- _Given problem_:
Determine the number of lines that have the string "studentdumbways" in them, and give only that number.

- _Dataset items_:
* * * * * * *

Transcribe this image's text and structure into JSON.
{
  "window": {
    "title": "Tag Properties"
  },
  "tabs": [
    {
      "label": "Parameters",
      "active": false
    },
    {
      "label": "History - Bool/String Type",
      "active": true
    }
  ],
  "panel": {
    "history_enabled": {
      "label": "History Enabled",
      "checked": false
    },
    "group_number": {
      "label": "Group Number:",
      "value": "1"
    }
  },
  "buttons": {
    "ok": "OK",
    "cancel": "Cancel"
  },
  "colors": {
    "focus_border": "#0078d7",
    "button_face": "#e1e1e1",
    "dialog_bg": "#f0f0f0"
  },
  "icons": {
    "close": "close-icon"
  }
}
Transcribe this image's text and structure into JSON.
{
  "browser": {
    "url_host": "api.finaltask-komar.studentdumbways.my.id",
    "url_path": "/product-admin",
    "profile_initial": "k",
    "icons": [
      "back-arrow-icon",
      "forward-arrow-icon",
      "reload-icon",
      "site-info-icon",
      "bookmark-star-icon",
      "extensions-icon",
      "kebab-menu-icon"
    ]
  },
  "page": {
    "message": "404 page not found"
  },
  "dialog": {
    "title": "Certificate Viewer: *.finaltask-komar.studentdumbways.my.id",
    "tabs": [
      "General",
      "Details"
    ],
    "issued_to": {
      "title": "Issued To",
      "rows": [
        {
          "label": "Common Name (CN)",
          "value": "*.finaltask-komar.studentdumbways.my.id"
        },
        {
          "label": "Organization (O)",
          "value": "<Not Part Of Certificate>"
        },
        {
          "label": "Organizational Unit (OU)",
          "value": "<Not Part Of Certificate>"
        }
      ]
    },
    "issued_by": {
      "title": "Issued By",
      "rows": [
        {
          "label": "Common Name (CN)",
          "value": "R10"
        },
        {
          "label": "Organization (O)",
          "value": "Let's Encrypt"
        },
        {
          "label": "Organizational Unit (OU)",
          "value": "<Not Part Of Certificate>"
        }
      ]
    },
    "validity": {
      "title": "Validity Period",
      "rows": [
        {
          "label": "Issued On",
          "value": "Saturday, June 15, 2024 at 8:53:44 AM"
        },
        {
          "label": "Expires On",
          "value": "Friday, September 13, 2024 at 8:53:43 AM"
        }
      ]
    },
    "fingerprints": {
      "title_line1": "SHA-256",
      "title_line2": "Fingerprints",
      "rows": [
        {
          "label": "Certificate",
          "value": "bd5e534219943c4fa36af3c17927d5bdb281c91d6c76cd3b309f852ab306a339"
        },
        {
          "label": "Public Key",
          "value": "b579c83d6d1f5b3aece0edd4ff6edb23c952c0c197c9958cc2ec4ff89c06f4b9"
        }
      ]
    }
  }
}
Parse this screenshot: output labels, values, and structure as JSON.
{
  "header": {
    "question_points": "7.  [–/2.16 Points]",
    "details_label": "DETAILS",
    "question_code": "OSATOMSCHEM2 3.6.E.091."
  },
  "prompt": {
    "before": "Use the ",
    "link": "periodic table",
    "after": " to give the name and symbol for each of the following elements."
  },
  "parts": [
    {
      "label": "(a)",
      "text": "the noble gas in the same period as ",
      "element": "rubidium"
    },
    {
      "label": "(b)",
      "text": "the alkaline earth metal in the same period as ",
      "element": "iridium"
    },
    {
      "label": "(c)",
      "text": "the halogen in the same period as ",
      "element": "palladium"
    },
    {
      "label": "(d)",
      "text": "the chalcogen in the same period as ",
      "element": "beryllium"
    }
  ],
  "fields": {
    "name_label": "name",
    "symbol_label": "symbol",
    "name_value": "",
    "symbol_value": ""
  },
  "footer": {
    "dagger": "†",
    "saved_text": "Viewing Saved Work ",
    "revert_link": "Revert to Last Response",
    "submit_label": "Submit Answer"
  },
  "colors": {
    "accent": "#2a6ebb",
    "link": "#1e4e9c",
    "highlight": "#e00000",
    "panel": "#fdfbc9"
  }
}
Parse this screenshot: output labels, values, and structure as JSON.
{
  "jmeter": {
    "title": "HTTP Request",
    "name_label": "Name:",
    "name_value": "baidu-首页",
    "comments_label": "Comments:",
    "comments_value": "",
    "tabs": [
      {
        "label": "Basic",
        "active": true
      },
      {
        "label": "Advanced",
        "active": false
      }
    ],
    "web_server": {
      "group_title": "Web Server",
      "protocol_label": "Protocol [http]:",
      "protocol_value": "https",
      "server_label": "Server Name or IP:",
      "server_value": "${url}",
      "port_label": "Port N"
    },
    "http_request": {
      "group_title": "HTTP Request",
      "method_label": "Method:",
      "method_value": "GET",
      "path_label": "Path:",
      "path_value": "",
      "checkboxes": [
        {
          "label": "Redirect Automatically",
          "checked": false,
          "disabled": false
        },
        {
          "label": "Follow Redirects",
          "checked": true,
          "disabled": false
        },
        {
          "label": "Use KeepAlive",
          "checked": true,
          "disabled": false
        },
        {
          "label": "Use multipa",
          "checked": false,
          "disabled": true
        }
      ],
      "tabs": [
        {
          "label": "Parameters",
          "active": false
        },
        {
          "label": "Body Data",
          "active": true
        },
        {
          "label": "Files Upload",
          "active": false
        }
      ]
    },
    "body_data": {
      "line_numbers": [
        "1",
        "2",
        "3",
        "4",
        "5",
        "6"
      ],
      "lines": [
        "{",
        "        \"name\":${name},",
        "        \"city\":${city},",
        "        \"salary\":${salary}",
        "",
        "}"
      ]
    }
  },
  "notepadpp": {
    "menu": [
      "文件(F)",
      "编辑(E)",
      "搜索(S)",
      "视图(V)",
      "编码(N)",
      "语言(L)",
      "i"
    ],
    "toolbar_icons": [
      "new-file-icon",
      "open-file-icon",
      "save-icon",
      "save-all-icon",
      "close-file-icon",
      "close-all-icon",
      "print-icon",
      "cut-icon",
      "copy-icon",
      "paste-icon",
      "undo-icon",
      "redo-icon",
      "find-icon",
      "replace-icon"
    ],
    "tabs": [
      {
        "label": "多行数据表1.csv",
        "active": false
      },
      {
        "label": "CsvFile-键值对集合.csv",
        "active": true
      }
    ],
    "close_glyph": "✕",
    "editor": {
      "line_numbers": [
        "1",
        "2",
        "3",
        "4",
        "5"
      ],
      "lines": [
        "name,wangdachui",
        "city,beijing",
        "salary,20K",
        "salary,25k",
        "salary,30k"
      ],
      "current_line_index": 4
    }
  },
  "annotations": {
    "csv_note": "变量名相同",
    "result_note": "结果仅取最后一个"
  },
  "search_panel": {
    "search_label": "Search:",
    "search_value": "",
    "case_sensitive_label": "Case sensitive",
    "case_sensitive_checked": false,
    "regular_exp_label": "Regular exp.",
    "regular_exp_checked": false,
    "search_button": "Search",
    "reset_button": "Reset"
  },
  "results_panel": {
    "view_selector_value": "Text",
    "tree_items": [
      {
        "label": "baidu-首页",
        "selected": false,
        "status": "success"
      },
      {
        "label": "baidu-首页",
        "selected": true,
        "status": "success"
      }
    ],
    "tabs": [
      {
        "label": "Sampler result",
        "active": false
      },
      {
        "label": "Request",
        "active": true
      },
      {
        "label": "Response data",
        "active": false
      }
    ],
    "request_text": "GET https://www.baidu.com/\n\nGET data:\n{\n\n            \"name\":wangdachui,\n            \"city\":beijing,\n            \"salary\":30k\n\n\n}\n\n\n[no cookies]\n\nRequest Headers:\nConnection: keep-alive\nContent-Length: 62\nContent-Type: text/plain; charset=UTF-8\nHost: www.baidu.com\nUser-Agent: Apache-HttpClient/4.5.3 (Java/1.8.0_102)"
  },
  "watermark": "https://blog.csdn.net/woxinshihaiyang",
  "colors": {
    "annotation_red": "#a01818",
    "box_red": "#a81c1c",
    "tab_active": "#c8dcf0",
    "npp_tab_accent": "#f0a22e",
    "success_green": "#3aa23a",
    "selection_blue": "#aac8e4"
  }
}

* * * * * * *

- _Solved problem_:
3